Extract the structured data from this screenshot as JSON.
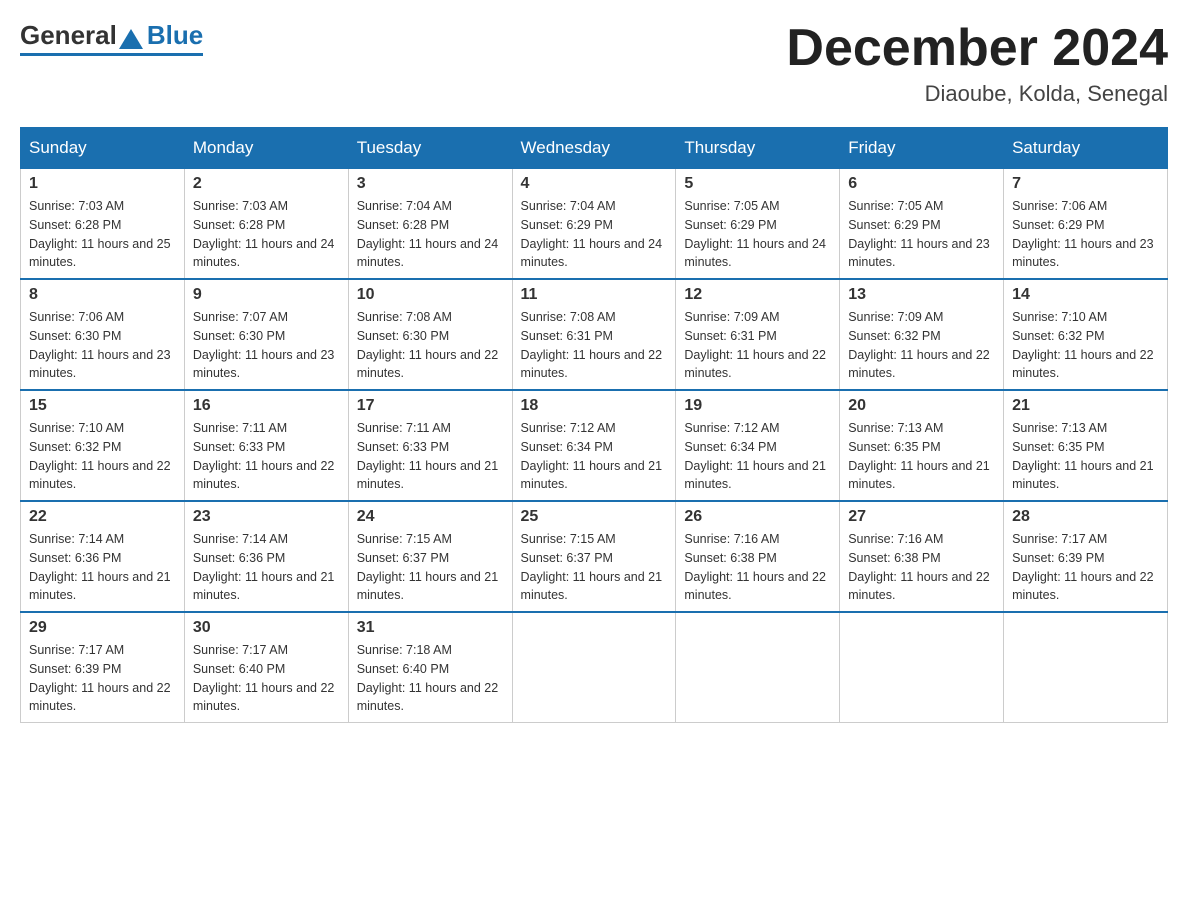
{
  "header": {
    "logo_general": "General",
    "logo_blue": "Blue",
    "month_title": "December 2024",
    "location": "Diaoube, Kolda, Senegal"
  },
  "days_of_week": [
    "Sunday",
    "Monday",
    "Tuesday",
    "Wednesday",
    "Thursday",
    "Friday",
    "Saturday"
  ],
  "weeks": [
    [
      {
        "day": "1",
        "sunrise": "7:03 AM",
        "sunset": "6:28 PM",
        "daylight": "11 hours and 25 minutes."
      },
      {
        "day": "2",
        "sunrise": "7:03 AM",
        "sunset": "6:28 PM",
        "daylight": "11 hours and 24 minutes."
      },
      {
        "day": "3",
        "sunrise": "7:04 AM",
        "sunset": "6:28 PM",
        "daylight": "11 hours and 24 minutes."
      },
      {
        "day": "4",
        "sunrise": "7:04 AM",
        "sunset": "6:29 PM",
        "daylight": "11 hours and 24 minutes."
      },
      {
        "day": "5",
        "sunrise": "7:05 AM",
        "sunset": "6:29 PM",
        "daylight": "11 hours and 24 minutes."
      },
      {
        "day": "6",
        "sunrise": "7:05 AM",
        "sunset": "6:29 PM",
        "daylight": "11 hours and 23 minutes."
      },
      {
        "day": "7",
        "sunrise": "7:06 AM",
        "sunset": "6:29 PM",
        "daylight": "11 hours and 23 minutes."
      }
    ],
    [
      {
        "day": "8",
        "sunrise": "7:06 AM",
        "sunset": "6:30 PM",
        "daylight": "11 hours and 23 minutes."
      },
      {
        "day": "9",
        "sunrise": "7:07 AM",
        "sunset": "6:30 PM",
        "daylight": "11 hours and 23 minutes."
      },
      {
        "day": "10",
        "sunrise": "7:08 AM",
        "sunset": "6:30 PM",
        "daylight": "11 hours and 22 minutes."
      },
      {
        "day": "11",
        "sunrise": "7:08 AM",
        "sunset": "6:31 PM",
        "daylight": "11 hours and 22 minutes."
      },
      {
        "day": "12",
        "sunrise": "7:09 AM",
        "sunset": "6:31 PM",
        "daylight": "11 hours and 22 minutes."
      },
      {
        "day": "13",
        "sunrise": "7:09 AM",
        "sunset": "6:32 PM",
        "daylight": "11 hours and 22 minutes."
      },
      {
        "day": "14",
        "sunrise": "7:10 AM",
        "sunset": "6:32 PM",
        "daylight": "11 hours and 22 minutes."
      }
    ],
    [
      {
        "day": "15",
        "sunrise": "7:10 AM",
        "sunset": "6:32 PM",
        "daylight": "11 hours and 22 minutes."
      },
      {
        "day": "16",
        "sunrise": "7:11 AM",
        "sunset": "6:33 PM",
        "daylight": "11 hours and 22 minutes."
      },
      {
        "day": "17",
        "sunrise": "7:11 AM",
        "sunset": "6:33 PM",
        "daylight": "11 hours and 21 minutes."
      },
      {
        "day": "18",
        "sunrise": "7:12 AM",
        "sunset": "6:34 PM",
        "daylight": "11 hours and 21 minutes."
      },
      {
        "day": "19",
        "sunrise": "7:12 AM",
        "sunset": "6:34 PM",
        "daylight": "11 hours and 21 minutes."
      },
      {
        "day": "20",
        "sunrise": "7:13 AM",
        "sunset": "6:35 PM",
        "daylight": "11 hours and 21 minutes."
      },
      {
        "day": "21",
        "sunrise": "7:13 AM",
        "sunset": "6:35 PM",
        "daylight": "11 hours and 21 minutes."
      }
    ],
    [
      {
        "day": "22",
        "sunrise": "7:14 AM",
        "sunset": "6:36 PM",
        "daylight": "11 hours and 21 minutes."
      },
      {
        "day": "23",
        "sunrise": "7:14 AM",
        "sunset": "6:36 PM",
        "daylight": "11 hours and 21 minutes."
      },
      {
        "day": "24",
        "sunrise": "7:15 AM",
        "sunset": "6:37 PM",
        "daylight": "11 hours and 21 minutes."
      },
      {
        "day": "25",
        "sunrise": "7:15 AM",
        "sunset": "6:37 PM",
        "daylight": "11 hours and 21 minutes."
      },
      {
        "day": "26",
        "sunrise": "7:16 AM",
        "sunset": "6:38 PM",
        "daylight": "11 hours and 22 minutes."
      },
      {
        "day": "27",
        "sunrise": "7:16 AM",
        "sunset": "6:38 PM",
        "daylight": "11 hours and 22 minutes."
      },
      {
        "day": "28",
        "sunrise": "7:17 AM",
        "sunset": "6:39 PM",
        "daylight": "11 hours and 22 minutes."
      }
    ],
    [
      {
        "day": "29",
        "sunrise": "7:17 AM",
        "sunset": "6:39 PM",
        "daylight": "11 hours and 22 minutes."
      },
      {
        "day": "30",
        "sunrise": "7:17 AM",
        "sunset": "6:40 PM",
        "daylight": "11 hours and 22 minutes."
      },
      {
        "day": "31",
        "sunrise": "7:18 AM",
        "sunset": "6:40 PM",
        "daylight": "11 hours and 22 minutes."
      },
      null,
      null,
      null,
      null
    ]
  ]
}
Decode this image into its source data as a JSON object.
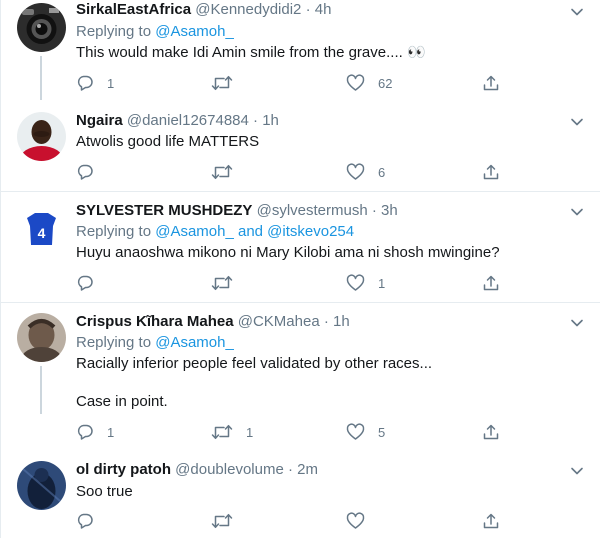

•••

• **Short task**
Reproduce the entries exactly. Do not carry over any picture.

• **Solution to the exercise**
Extract the structured data from this screenshot as JSON.
{
  "header": {
    "logo_general": "General",
    "logo_blue": "Blue",
    "month_title": "December 2024",
    "location": "Diaoube, Kolda, Senegal"
  },
  "days_of_week": [
    "Sunday",
    "Monday",
    "Tuesday",
    "Wednesday",
    "Thursday",
    "Friday",
    "Saturday"
  ],
  "weeks": [
    [
      {
        "day": "1",
        "sunrise": "7:03 AM",
        "sunset": "6:28 PM",
        "daylight": "11 hours and 25 minutes."
      },
      {
        "day": "2",
        "sunrise": "7:03 AM",
        "sunset": "6:28 PM",
        "daylight": "11 hours and 24 minutes."
      },
      {
        "day": "3",
        "sunrise": "7:04 AM",
        "sunset": "6:28 PM",
        "daylight": "11 hours and 24 minutes."
      },
      {
        "day": "4",
        "sunrise": "7:04 AM",
        "sunset": "6:29 PM",
        "daylight": "11 hours and 24 minutes."
      },
      {
        "day": "5",
        "sunrise": "7:05 AM",
        "sunset": "6:29 PM",
        "daylight": "11 hours and 24 minutes."
      },
      {
        "day": "6",
        "sunrise": "7:05 AM",
        "sunset": "6:29 PM",
        "daylight": "11 hours and 23 minutes."
      },
      {
        "day": "7",
        "sunrise": "7:06 AM",
        "sunset": "6:29 PM",
        "daylight": "11 hours and 23 minutes."
      }
    ],
    [
      {
        "day": "8",
        "sunrise": "7:06 AM",
        "sunset": "6:30 PM",
        "daylight": "11 hours and 23 minutes."
      },
      {
        "day": "9",
        "sunrise": "7:07 AM",
        "sunset": "6:30 PM",
        "daylight": "11 hours and 23 minutes."
      },
      {
        "day": "10",
        "sunrise": "7:08 AM",
        "sunset": "6:30 PM",
        "daylight": "11 hours and 22 minutes."
      },
      {
        "day": "11",
        "sunrise": "7:08 AM",
        "sunset": "6:31 PM",
        "daylight": "11 hours and 22 minutes."
      },
      {
        "day": "12",
        "sunrise": "7:09 AM",
        "sunset": "6:31 PM",
        "daylight": "11 hours and 22 minutes."
      },
      {
        "day": "13",
        "sunrise": "7:09 AM",
        "sunset": "6:32 PM",
        "daylight": "11 hours and 22 minutes."
      },
      {
        "day": "14",
        "sunrise": "7:10 AM",
        "sunset": "6:32 PM",
        "daylight": "11 hours and 22 minutes."
      }
    ],
    [
      {
        "day": "15",
        "sunrise": "7:10 AM",
        "sunset": "6:32 PM",
        "daylight": "11 hours and 22 minutes."
      },
      {
        "day": "16",
        "sunrise": "7:11 AM",
        "sunset": "6:33 PM",
        "daylight": "11 hours and 22 minutes."
      },
      {
        "day": "17",
        "sunrise": "7:11 AM",
        "sunset": "6:33 PM",
        "daylight": "11 hours and 21 minutes."
      },
      {
        "day": "18",
        "sunrise": "7:12 AM",
        "sunset": "6:34 PM",
        "daylight": "11 hours and 21 minutes."
      },
      {
        "day": "19",
        "sunrise": "7:12 AM",
        "sunset": "6:34 PM",
        "daylight": "11 hours and 21 minutes."
      },
      {
        "day": "20",
        "sunrise": "7:13 AM",
        "sunset": "6:35 PM",
        "daylight": "11 hours and 21 minutes."
      },
      {
        "day": "21",
        "sunrise": "7:13 AM",
        "sunset": "6:35 PM",
        "daylight": "11 hours and 21 minutes."
      }
    ],
    [
      {
        "day": "22",
        "sunrise": "7:14 AM",
        "sunset": "6:36 PM",
        "daylight": "11 hours and 21 minutes."
      },
      {
        "day": "23",
        "sunrise": "7:14 AM",
        "sunset": "6:36 PM",
        "daylight": "11 hours and 21 minutes."
      },
      {
        "day": "24",
        "sunrise": "7:15 AM",
        "sunset": "6:37 PM",
        "daylight": "11 hours and 21 minutes."
      },
      {
        "day": "25",
        "sunrise": "7:15 AM",
        "sunset": "6:37 PM",
        "daylight": "11 hours and 21 minutes."
      },
      {
        "day": "26",
        "sunrise": "7:16 AM",
        "sunset": "6:38 PM",
        "daylight": "11 hours and 22 minutes."
      },
      {
        "day": "27",
        "sunrise": "7:16 AM",
        "sunset": "6:38 PM",
        "daylight": "11 hours and 22 minutes."
      },
      {
        "day": "28",
        "sunrise": "7:17 AM",
        "sunset": "6:39 PM",
        "daylight": "11 hours and 22 minutes."
      }
    ],
    [
      {
        "day": "29",
        "sunrise": "7:17 AM",
        "sunset": "6:39 PM",
        "daylight": "11 hours and 22 minutes."
      },
      {
        "day": "30",
        "sunrise": "7:17 AM",
        "sunset": "6:40 PM",
        "daylight": "11 hours and 22 minutes."
      },
      {
        "day": "31",
        "sunrise": "7:18 AM",
        "sunset": "6:40 PM",
        "daylight": "11 hours and 22 minutes."
      },
      null,
      null,
      null,
      null
    ]
  ]
}
Decode this image into its source data as a JSON object.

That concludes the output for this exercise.